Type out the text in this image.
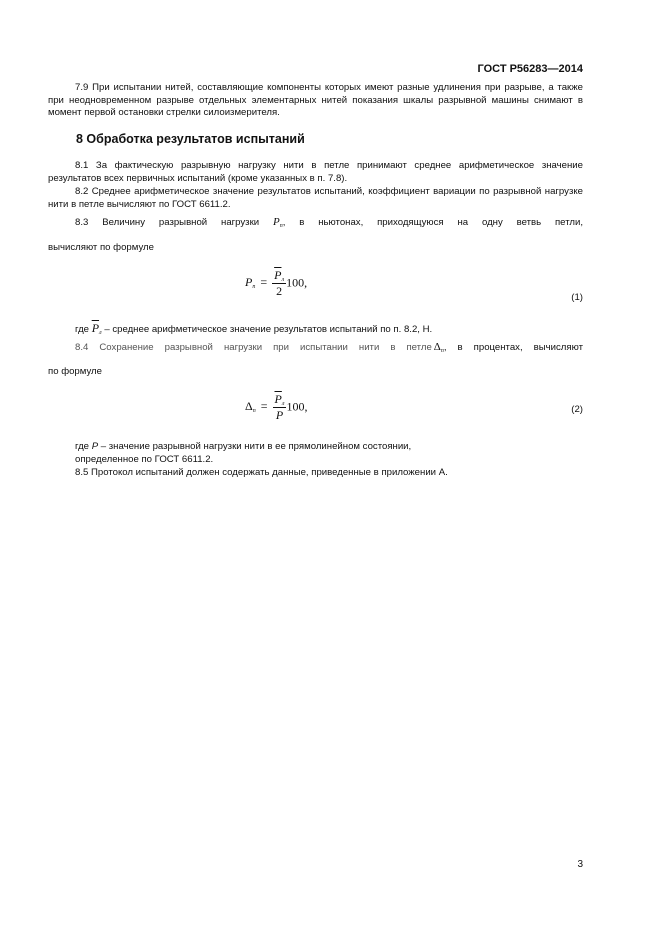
ГОСТ Р56283—2014
7.9 При испытании нитей, составляющие компоненты которых имеют разные удлинения при разрыве, а также при неодновременном разрыве отдельных элементарных нитей показания шкалы разрывной машины снимают в момент первой остановки стрелки силоизмерителя.
8 Обработка результатов испытаний
8.1 За фактическую разрывную нагрузку нити в петле принимают среднее арифметическое значение результатов всех первичных испытаний (кроме указанных в п. 7.8).
8.2 Среднее арифметическое значение результатов испытаний, коэффициент вариации по разрывной нагрузке нити в петле вычисляют по ГОСТ 6611.2.
8.3 Величину разрывной нагрузки $P_п$, в ньютонах, приходящуюся на одну ветвь петли,
вычисляют по формуле
$P_п = \frac{\overline{P}_л}{2} 100$,
(1)
где $\overline{P}_л$ – среднее арифметическое значение результатов испытаний по п. 8.2, Н.
8.4 Сохранение разрывной нагрузки при испытании нити в петле $\Delta_п$, в процентах, вычисляют
по формуле
$\Delta_п = \frac{\overline{P}_л}{P} 100$,	(2)
где P – значение разрывной нагрузки нити в ее прямолинейном состоянии,
определенное по ГОСТ 6611.2.
8.5 Протокол испытаний должен содержать данные, приведенные в приложении А.
3
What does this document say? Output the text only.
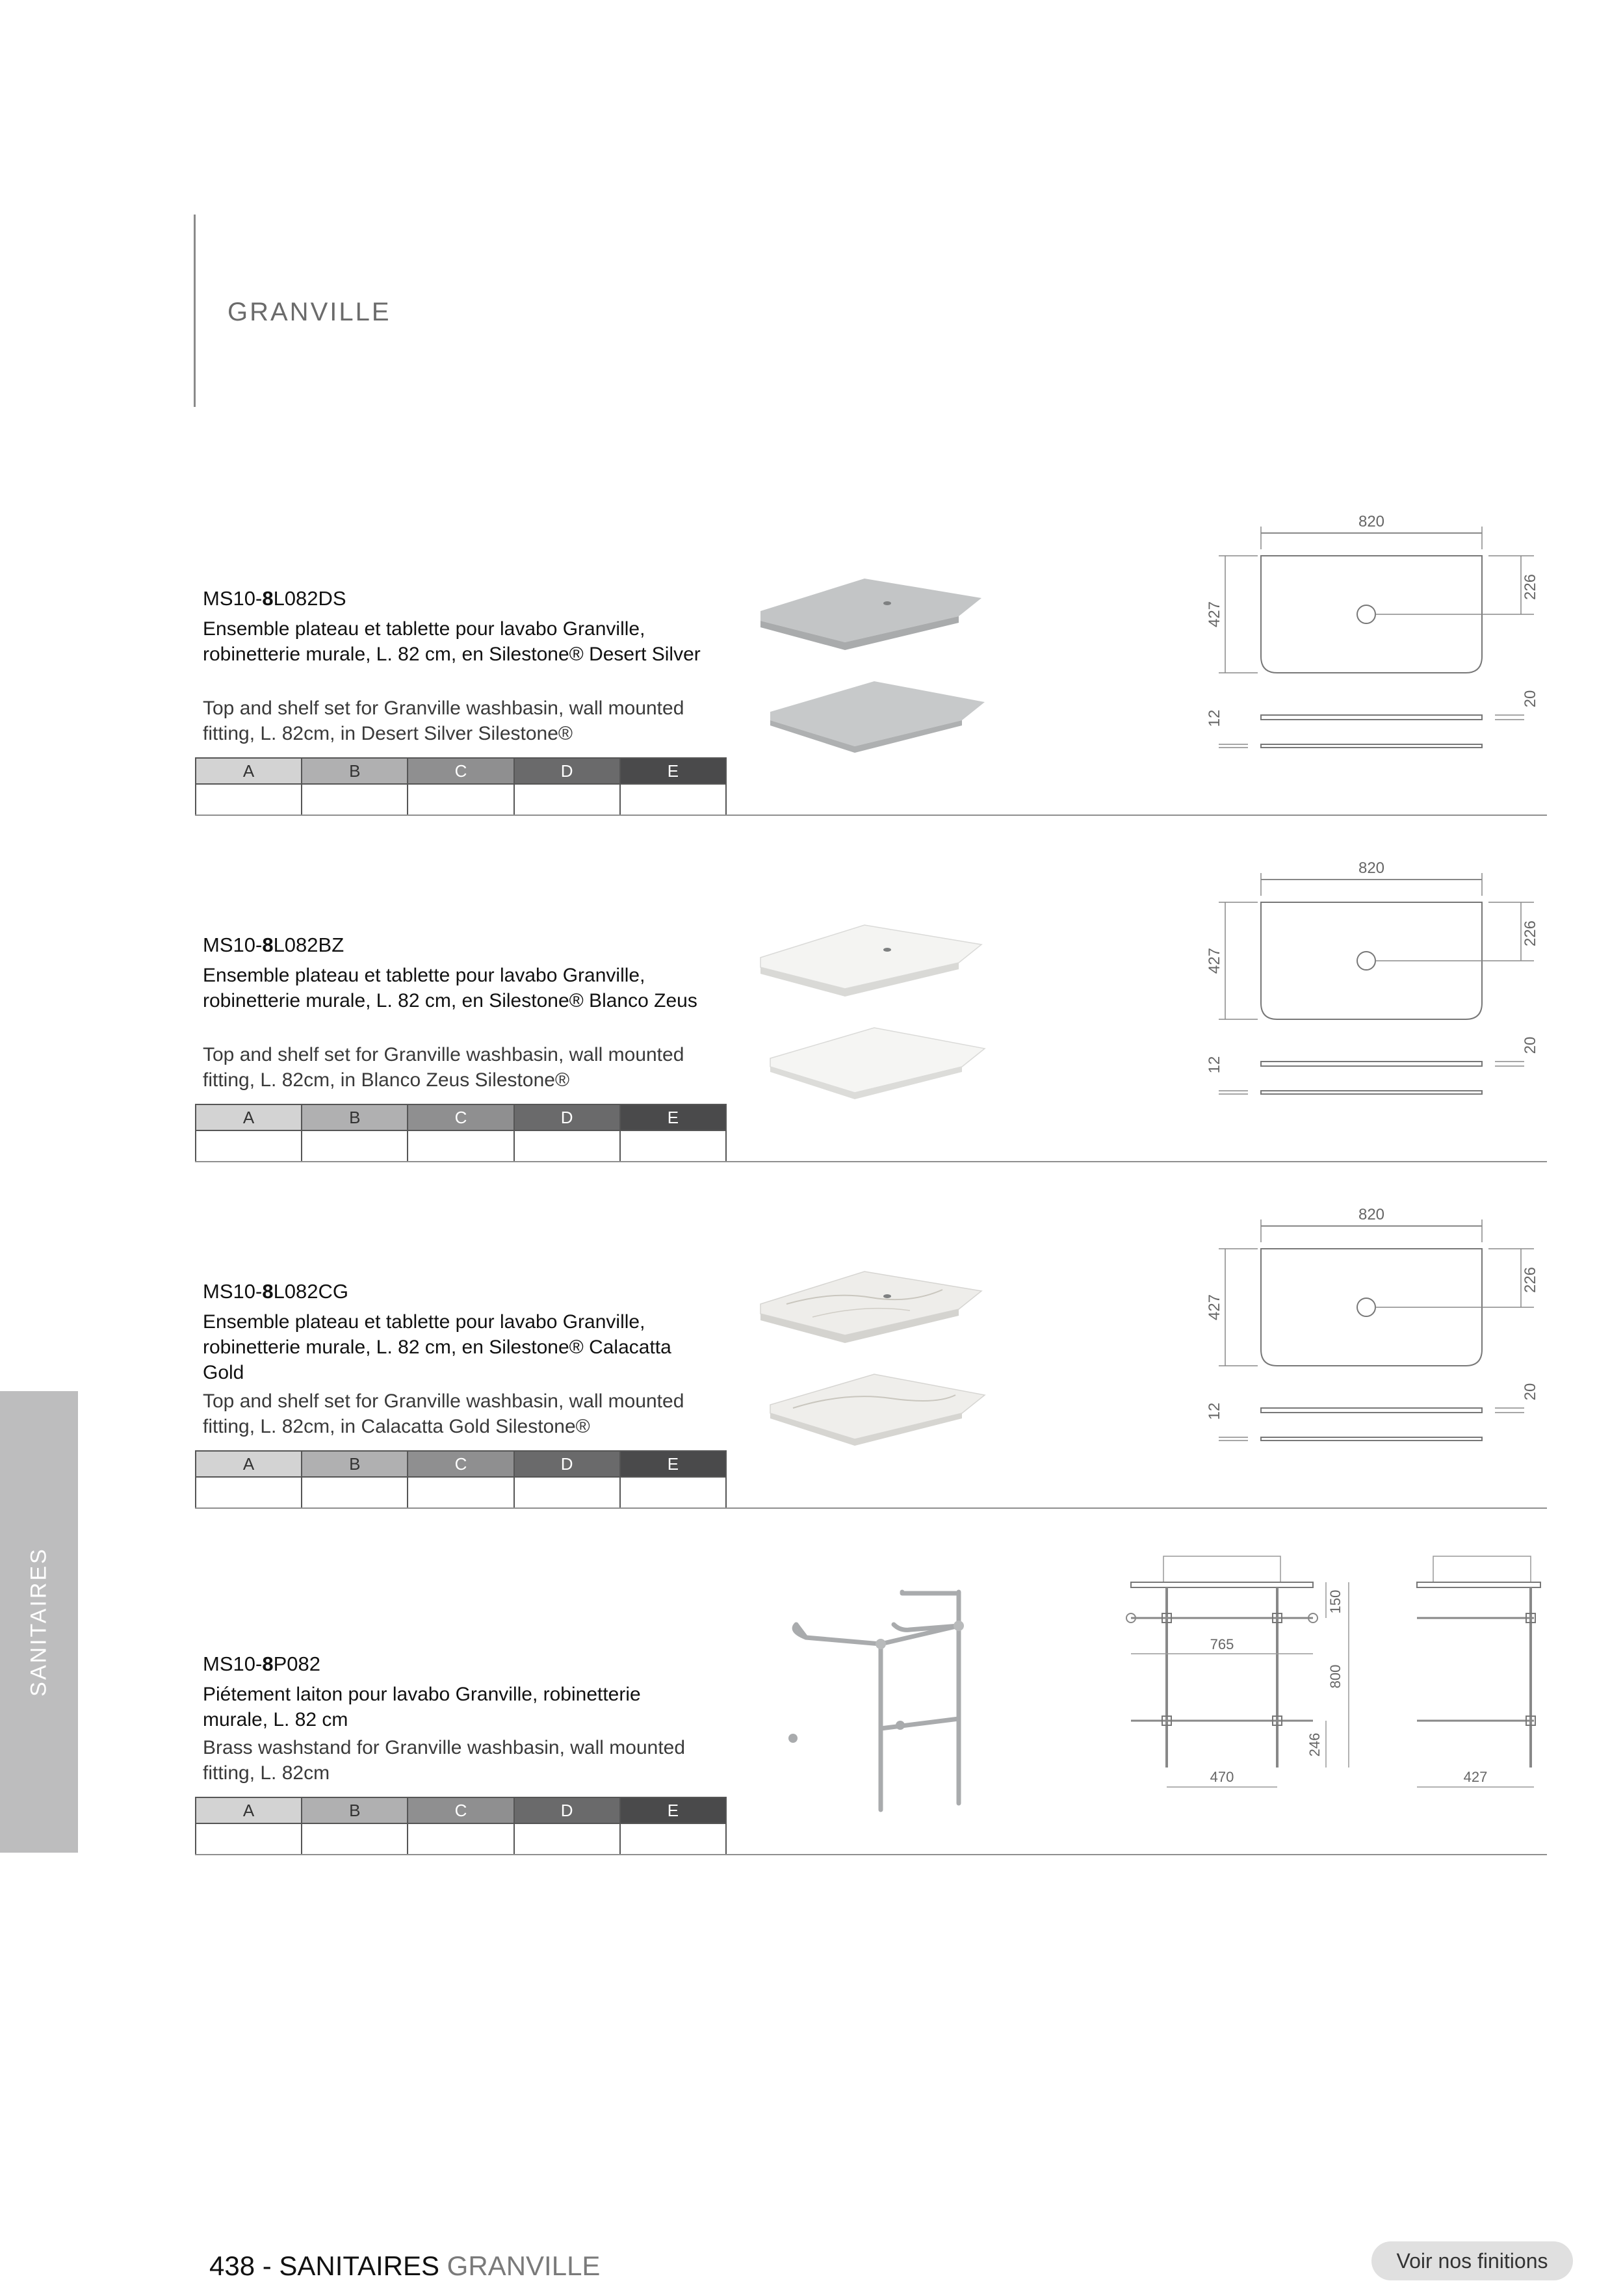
GRANVILLE
SANITAIRES
MS10-8L082DS
Ensemble plateau et tablette pour lavabo Granville, robinetterie murale, L. 82 cm, en Silestone® Desert Silver
Top and shelf set for Granville washbasin, wall mounted fitting, L. 82cm, in Desert Silver Silestone®
A	B	C	D	E

820
226
427
20
12
MS10-8L082BZ
Ensemble plateau et tablette pour lavabo Granville, robinetterie murale, L. 82 cm, en Silestone® Blanco Zeus
Top and shelf set for Granville washbasin, wall mounted fitting, L. 82cm, in Blanco Zeus Silestone®
A	B	C	D	E

820
226
427
20
12
MS10-8L082CG
Ensemble plateau et tablette pour lavabo Granville, robinetterie murale, L. 82 cm, en Silestone® Calacatta Gold
Top and shelf set for Granville washbasin, wall mounted fitting, L. 82cm, in Calacatta Gold Silestone®
A	B	C	D	E

820
226
427
20
12
MS10-8P082
Piétement laiton pour lavabo Granville, robinetterie murale, L. 82 cm
Brass washstand for Granville washbasin, wall mounted fitting, L. 82cm
A	B	C	D	E

765
150
800
246
470	427
438 - SANITAIRES GRANVILLE	Voir nos finitions
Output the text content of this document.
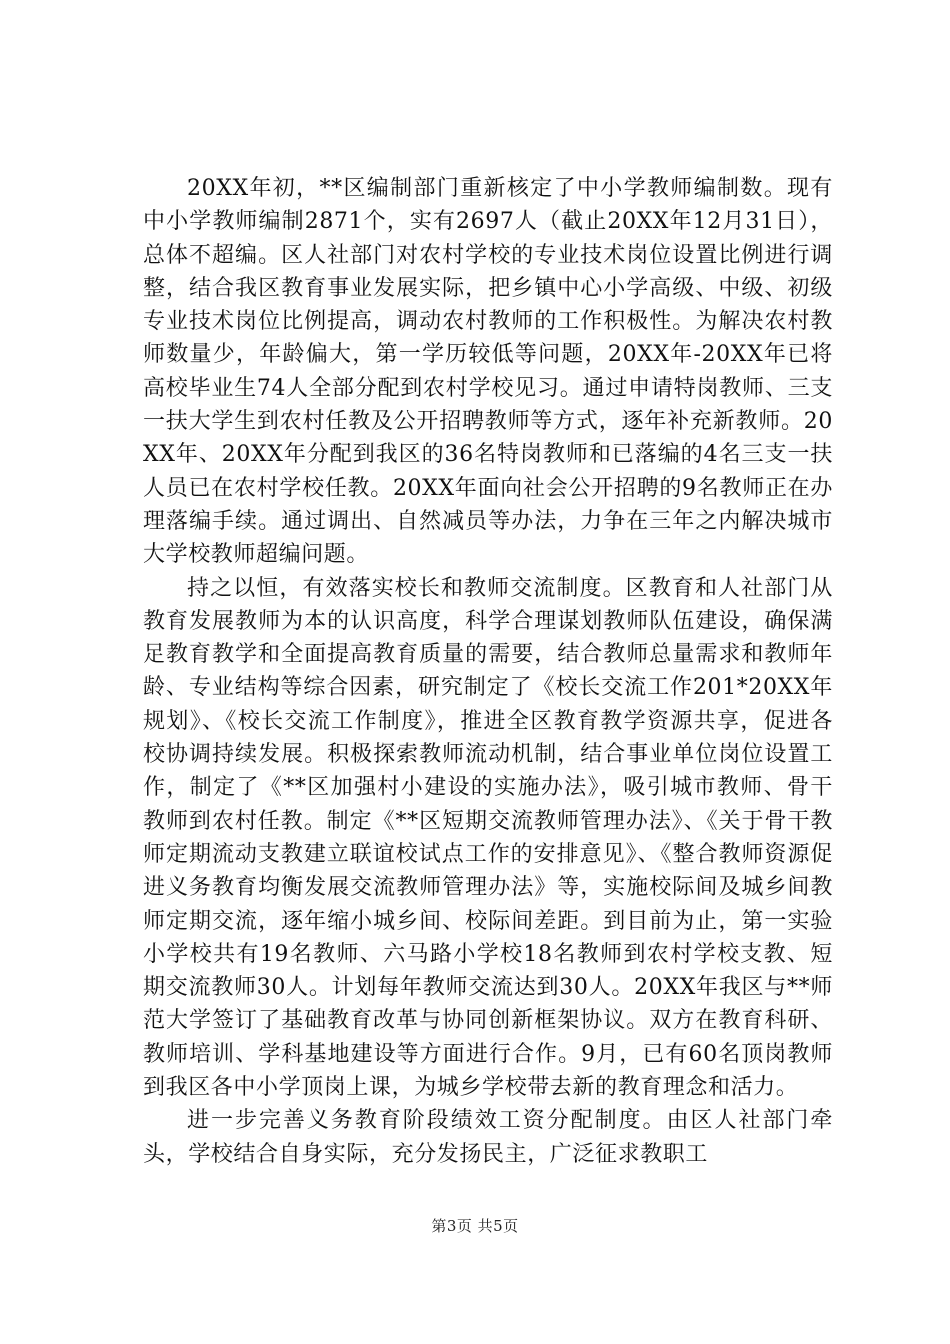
20XX年初，**区编制部门重新核定了中小学教师编制数。现有中小学教师编制2871个，实有2697人（截止20XX年12月31日），总体不超编。区人社部门对农村学校的专业技术岗位设置比例进行调整，结合我区教育事业发展实际，把乡镇中心小学高级、中级、初级专业技术岗位比例提高，调动农村教师的工作积极性。为解决农村教师数量少，年龄偏大，第一学历较低等问题，20XX年-20XX年已将高校毕业生74人全部分配到农村学校见习。通过申请特岗教师、三支一扶大学生到农村任教及公开招聘教师等方式，逐年补充新教师。20XX年、20XX年分配到我区的36名特岗教师和已落编的4名三支一扶人员已在农村学校任教。20XX年面向社会公开招聘的9名教师正在办理落编手续。通过调出、自然减员等办法，力争在三年之内解决城市大学校教师超编问题。

持之以恒，有效落实校长和教师交流制度。区教育和人社部门从教育发展教师为本的认识高度，科学合理谋划教师队伍建设，确保满足教育教学和全面提高教育质量的需要，结合教师总量需求和教师年龄、专业结构等综合因素，研究制定了《校长交流工作201*20XX年规划》、《校长交流工作制度》，推进全区教育教学资源共享，促进各校协调持续发展。积极探索教师流动机制，结合事业单位岗位设置工作，制定了《**区加强村小建设的实施办法》，吸引城市教师、骨干教师到农村任教。制定《**区短期交流教师管理办法》、《关于骨干教师定期流动支教建立联谊校试点工作的安排意见》、《整合教师资源促进义务教育均衡发展交流教师管理办法》等，实施校际间及城乡间教师定期交流，逐年缩小城乡间、校际间差距。到目前为止，第一实验小学校共有19名教师、六马路小学校18名教师到农村学校支教、短期交流教师30人。计划每年教师交流达到30人。20XX年我区与**师范大学签订了基础教育改革与协同创新框架协议。双方在教育科研、教师培训、学科基地建设等方面进行合作。9月，已有60名顶岗教师到我区各中小学顶岗上课，为城乡学校带去新的教育理念和活力。

进一步完善义务教育阶段绩效工资分配制度。由区人社部门牵头，学校结合自身实际，充分发扬民主，广泛征求教职工

第3页 共5页
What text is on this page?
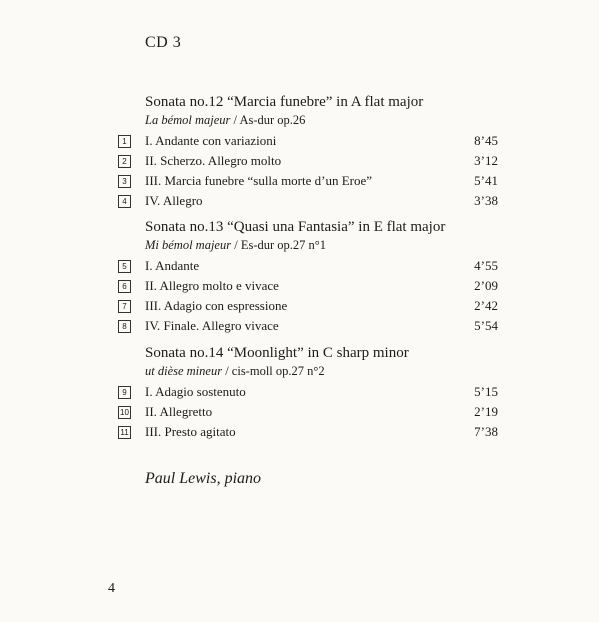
CD 3
Sonata no.12 “Marcia funebre” in A flat major
La bémol majeur / As-dur op.26
1	I. Andante con variazioni	8’45
2	II. Scherzo. Allegro molto	3’12
3	III. Marcia funebre “sulla morte d’un Eroe”	5’41
4	IV. Allegro	3’38
Sonata no.13 “Quasi una Fantasia” in E flat major
Mi bémol majeur / Es-dur op.27 n°1
5	I. Andante	4’55
6	II. Allegro molto e vivace	2’09
7	III. Adagio con espressione	2’42
8	IV. Finale. Allegro vivace	5’54
Sonata no.14 “Moonlight” in C sharp minor
ut dièse mineur / cis-moll op.27 n°2
9	I. Adagio sostenuto	5’15
10 II. Allegretto	2’19
11 III. Presto agitato	7’38
Paul Lewis, piano
4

- [WRITTEN TASK]
Leave the pictures out and output the rest of the listing exactly.

- [SOLUTION]
Type out the text in this image.
ГОСТ Р56283—2014
7.9 При испытании нитей, составляющие компоненты которых имеют разные удлинения при разрыве, а также при неодновременном разрыве отдельных элементарных нитей показания шкалы разрывной машины снимают в момент первой остановки стрелки силоизмерителя.
8 Обработка результатов испытаний
8.1 За фактическую разрывную нагрузку нити в петле принимают среднее арифметическое значение результатов всех первичных испытаний (кроме указанных в п. 7.8).
8.2 Среднее арифметическое значение результатов испытаний, коэффициент вариации по разрывной нагрузке нити в петле вычисляют по ГОСТ 6611.2.
8.3 Величину разрывной нагрузки $P_п$, в ньютонах, приходящуюся на одну ветвь петли,
вычисляют по формуле
$P_п = \frac{\overline{P}_л}{2} 100$,
(1)
где $\overline{P}_л$ – среднее арифметическое значение результатов испытаний по п. 8.2, Н.
8.4 Сохранение разрывной нагрузки при испытании нити в петле $\Delta_п$, в процентах, вычисляют
по формуле
$\Delta_п = \frac{\overline{P}_л}{P} 100$,	(2)
где P – значение разрывной нагрузки нити в ее прямолинейном состоянии,
определенное по ГОСТ 6611.2.
8.5 Протокол испытаний должен содержать данные, приведенные в приложении А.
3
What does this document say? Output the text only.
GRANVILLE
SANITAIRES
MS10-8L082DS
Ensemble plateau et tablette pour lavabo Granville, robinetterie murale, L. 82 cm, en Silestone® Desert Silver
Top and shelf set for Granville washbasin, wall mounted fitting, L. 82cm, in Desert Silver Silestone®
A	B	C	D	E

820
226
427
20
12
MS10-8L082BZ
Ensemble plateau et tablette pour lavabo Granville, robinetterie murale, L. 82 cm, en Silestone® Blanco Zeus
Top and shelf set for Granville washbasin, wall mounted fitting, L. 82cm, in Blanco Zeus Silestone®
A	B	C	D	E

820
226
427
20
12
MS10-8L082CG
Ensemble plateau et tablette pour lavabo Granville, robinetterie murale, L. 82 cm, en Silestone® Calacatta Gold
Top and shelf set for Granville washbasin, wall mounted fitting, L. 82cm, in Calacatta Gold Silestone®
A	B	C	D	E

820
226
427
20
12
MS10-8P082
Piétement laiton pour lavabo Granville, robinetterie murale, L. 82 cm
Brass washstand for Granville washbasin, wall mounted fitting, L. 82cm
A	B	C	D	E

765
150
800
246
470	427
438 - SANITAIRES GRANVILLE	Voir nos finitions
Output the text content of this document.
20XX年初，**区编制部门重新核定了中小学教师编制数。现有中小学教师编制2871个，实有2697人（截止20XX年12月31日），总体不超编。区人社部门对农村学校的专业技术岗位设置比例进行调整，结合我区教育事业发展实际，把乡镇中心小学高级、中级、初级专业技术岗位比例提高，调动农村教师的工作积极性。为解决农村教师数量少，年龄偏大，第一学历较低等问题，20XX年-20XX年已将高校毕业生74人全部分配到农村学校见习。通过申请特岗教师、三支一扶大学生到农村任教及公开招聘教师等方式，逐年补充新教师。20XX年、20XX年分配到我区的36名特岗教师和已落编的4名三支一扶人员已在农村学校任教。20XX年面向社会公开招聘的9名教师正在办理落编手续。通过调出、自然减员等办法，力争在三年之内解决城市大学校教师超编问题。

持之以恒，有效落实校长和教师交流制度。区教育和人社部门从教育发展教师为本的认识高度，科学合理谋划教师队伍建设，确保满足教育教学和全面提高教育质量的需要，结合教师总量需求和教师年龄、专业结构等综合因素，研究制定了《校长交流工作201*20XX年规划》、《校长交流工作制度》，推进全区教育教学资源共享，促进各校协调持续发展。积极探索教师流动机制，结合事业单位岗位设置工作，制定了《**区加强村小建设的实施办法》，吸引城市教师、骨干教师到农村任教。制定《**区短期交流教师管理办法》、《关于骨干教师定期流动支教建立联谊校试点工作的安排意见》、《整合教师资源促进义务教育均衡发展交流教师管理办法》等，实施校际间及城乡间教师定期交流，逐年缩小城乡间、校际间差距。到目前为止，第一实验小学校共有19名教师、六马路小学校18名教师到农村学校支教、短期交流教师30人。计划每年教师交流达到30人。20XX年我区与**师范大学签订了基础教育改革与协同创新框架协议。双方在教育科研、教师培训、学科基地建设等方面进行合作。9月，已有60名顶岗教师到我区各中小学顶岗上课，为城乡学校带去新的教育理念和活力。

进一步完善义务教育阶段绩效工资分配制度。由区人社部门牵头，学校结合自身实际，充分发扬民主，广泛征求教职工

第3页 共5页
What text is on this page?
CD 3
Sonata no.12 “Marcia funebre” in A flat major
La bémol majeur / As-dur op.26
1	I. Andante con variazioni	8’45
2	II. Scherzo. Allegro molto	3’12
3	III. Marcia funebre “sulla morte d’un Eroe”	5’41
4	IV. Allegro	3’38
Sonata no.13 “Quasi una Fantasia” in E flat major
Mi bémol majeur / Es-dur op.27 n°1
5	I. Andante	4’55
6	II. Allegro molto e vivace	2’09
7	III. Adagio con espressione	2’42
8	IV. Finale. Allegro vivace	5’54
Sonata no.14 “Moonlight” in C sharp minor
ut dièse mineur / cis-moll op.27 n°2
9	I. Adagio sostenuto	5’15
10 II. Allegretto	2’19
11 III. Presto agitato	7’38
Paul Lewis, piano
4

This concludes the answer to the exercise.